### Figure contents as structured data

____

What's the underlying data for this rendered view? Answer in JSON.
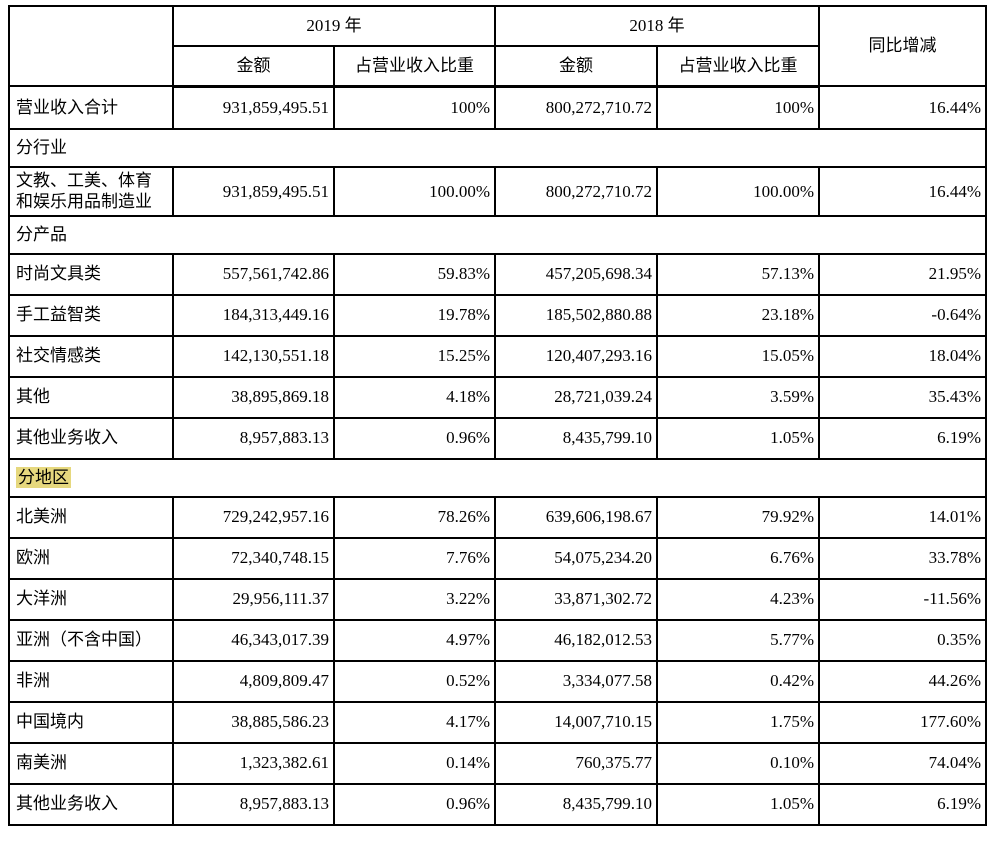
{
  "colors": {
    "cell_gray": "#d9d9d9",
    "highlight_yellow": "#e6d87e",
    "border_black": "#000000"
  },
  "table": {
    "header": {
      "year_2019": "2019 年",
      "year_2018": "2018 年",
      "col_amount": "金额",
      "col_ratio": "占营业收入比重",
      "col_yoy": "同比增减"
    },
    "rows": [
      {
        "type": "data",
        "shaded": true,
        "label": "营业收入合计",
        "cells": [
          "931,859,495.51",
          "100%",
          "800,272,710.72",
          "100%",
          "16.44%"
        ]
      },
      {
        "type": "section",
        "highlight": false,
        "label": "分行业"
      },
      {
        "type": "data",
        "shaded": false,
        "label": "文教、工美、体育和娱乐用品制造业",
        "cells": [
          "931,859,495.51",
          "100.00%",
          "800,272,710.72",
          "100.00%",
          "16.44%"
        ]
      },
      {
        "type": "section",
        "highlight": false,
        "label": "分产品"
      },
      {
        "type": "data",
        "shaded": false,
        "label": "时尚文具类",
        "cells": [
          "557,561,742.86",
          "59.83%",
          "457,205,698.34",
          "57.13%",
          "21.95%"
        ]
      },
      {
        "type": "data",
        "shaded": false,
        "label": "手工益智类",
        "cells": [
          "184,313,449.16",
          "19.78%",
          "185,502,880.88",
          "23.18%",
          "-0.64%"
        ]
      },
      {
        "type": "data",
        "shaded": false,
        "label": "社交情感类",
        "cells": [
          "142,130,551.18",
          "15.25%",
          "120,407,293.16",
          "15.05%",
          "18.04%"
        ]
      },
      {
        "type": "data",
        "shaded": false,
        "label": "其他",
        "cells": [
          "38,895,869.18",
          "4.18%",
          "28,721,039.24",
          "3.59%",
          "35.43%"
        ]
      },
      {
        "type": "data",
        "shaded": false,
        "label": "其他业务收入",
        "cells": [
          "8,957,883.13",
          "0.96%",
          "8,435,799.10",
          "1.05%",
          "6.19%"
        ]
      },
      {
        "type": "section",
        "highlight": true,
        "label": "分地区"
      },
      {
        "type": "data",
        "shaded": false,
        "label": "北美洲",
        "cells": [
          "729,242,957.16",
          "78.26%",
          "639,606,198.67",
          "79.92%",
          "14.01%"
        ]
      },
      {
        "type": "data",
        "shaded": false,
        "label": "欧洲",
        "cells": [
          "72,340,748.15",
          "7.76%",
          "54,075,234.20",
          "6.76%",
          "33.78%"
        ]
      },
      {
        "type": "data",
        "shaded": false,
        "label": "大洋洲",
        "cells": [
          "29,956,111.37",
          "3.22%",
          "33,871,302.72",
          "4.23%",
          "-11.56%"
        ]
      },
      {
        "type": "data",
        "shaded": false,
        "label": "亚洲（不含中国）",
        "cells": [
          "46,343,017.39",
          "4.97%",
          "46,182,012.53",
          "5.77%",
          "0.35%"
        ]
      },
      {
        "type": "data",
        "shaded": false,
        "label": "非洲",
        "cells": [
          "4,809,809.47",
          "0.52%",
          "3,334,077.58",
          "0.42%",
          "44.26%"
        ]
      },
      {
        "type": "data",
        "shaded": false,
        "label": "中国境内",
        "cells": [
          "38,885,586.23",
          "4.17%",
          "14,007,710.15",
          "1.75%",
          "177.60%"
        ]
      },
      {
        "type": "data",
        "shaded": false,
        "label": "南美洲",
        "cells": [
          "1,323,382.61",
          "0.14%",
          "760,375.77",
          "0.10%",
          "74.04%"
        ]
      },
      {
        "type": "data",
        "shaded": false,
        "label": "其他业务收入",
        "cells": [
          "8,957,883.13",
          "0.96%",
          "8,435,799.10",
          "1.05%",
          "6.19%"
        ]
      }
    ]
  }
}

____

### Written instruction
Quote the material in full and exactly; do not carry over its pictures.

### Reply to the task
What's the underlying data for this rendered view? Answer in JSON.
{
  "colors": {
    "cell_gray": "#d9d9d9",
    "highlight_yellow": "#e6d87e",
    "border_black": "#000000"
  },
  "table": {
    "header": {
      "year_2019": "2019 年",
      "year_2018": "2018 年",
      "col_amount": "金额",
      "col_ratio": "占营业收入比重",
      "col_yoy": "同比增减"
    },
    "rows": [
      {
        "type": "data",
        "shaded": true,
        "label": "营业收入合计",
        "cells": [
          "931,859,495.51",
          "100%",
          "800,272,710.72",
          "100%",
          "16.44%"
        ]
      },
      {
        "type": "section",
        "highlight": false,
        "label": "分行业"
      },
      {
        "type": "data",
        "shaded": false,
        "label": "文教、工美、体育和娱乐用品制造业",
        "cells": [
          "931,859,495.51",
          "100.00%",
          "800,272,710.72",
          "100.00%",
          "16.44%"
        ]
      },
      {
        "type": "section",
        "highlight": false,
        "label": "分产品"
      },
      {
        "type": "data",
        "shaded": false,
        "label": "时尚文具类",
        "cells": [
          "557,561,742.86",
          "59.83%",
          "457,205,698.34",
          "57.13%",
          "21.95%"
        ]
      },
      {
        "type": "data",
        "shaded": false,
        "label": "手工益智类",
        "cells": [
          "184,313,449.16",
          "19.78%",
          "185,502,880.88",
          "23.18%",
          "-0.64%"
        ]
      },
      {
        "type": "data",
        "shaded": false,
        "label": "社交情感类",
        "cells": [
          "142,130,551.18",
          "15.25%",
          "120,407,293.16",
          "15.05%",
          "18.04%"
        ]
      },
      {
        "type": "data",
        "shaded": false,
        "label": "其他",
        "cells": [
          "38,895,869.18",
          "4.18%",
          "28,721,039.24",
          "3.59%",
          "35.43%"
        ]
      },
      {
        "type": "data",
        "shaded": false,
        "label": "其他业务收入",
        "cells": [
          "8,957,883.13",
          "0.96%",
          "8,435,799.10",
          "1.05%",
          "6.19%"
        ]
      },
      {
        "type": "section",
        "highlight": true,
        "label": "分地区"
      },
      {
        "type": "data",
        "shaded": false,
        "label": "北美洲",
        "cells": [
          "729,242,957.16",
          "78.26%",
          "639,606,198.67",
          "79.92%",
          "14.01%"
        ]
      },
      {
        "type": "data",
        "shaded": false,
        "label": "欧洲",
        "cells": [
          "72,340,748.15",
          "7.76%",
          "54,075,234.20",
          "6.76%",
          "33.78%"
        ]
      },
      {
        "type": "data",
        "shaded": false,
        "label": "大洋洲",
        "cells": [
          "29,956,111.37",
          "3.22%",
          "33,871,302.72",
          "4.23%",
          "-11.56%"
        ]
      },
      {
        "type": "data",
        "shaded": false,
        "label": "亚洲（不含中国）",
        "cells": [
          "46,343,017.39",
          "4.97%",
          "46,182,012.53",
          "5.77%",
          "0.35%"
        ]
      },
      {
        "type": "data",
        "shaded": false,
        "label": "非洲",
        "cells": [
          "4,809,809.47",
          "0.52%",
          "3,334,077.58",
          "0.42%",
          "44.26%"
        ]
      },
      {
        "type": "data",
        "shaded": false,
        "label": "中国境内",
        "cells": [
          "38,885,586.23",
          "4.17%",
          "14,007,710.15",
          "1.75%",
          "177.60%"
        ]
      },
      {
        "type": "data",
        "shaded": false,
        "label": "南美洲",
        "cells": [
          "1,323,382.61",
          "0.14%",
          "760,375.77",
          "0.10%",
          "74.04%"
        ]
      },
      {
        "type": "data",
        "shaded": false,
        "label": "其他业务收入",
        "cells": [
          "8,957,883.13",
          "0.96%",
          "8,435,799.10",
          "1.05%",
          "6.19%"
        ]
      }
    ]
  }
}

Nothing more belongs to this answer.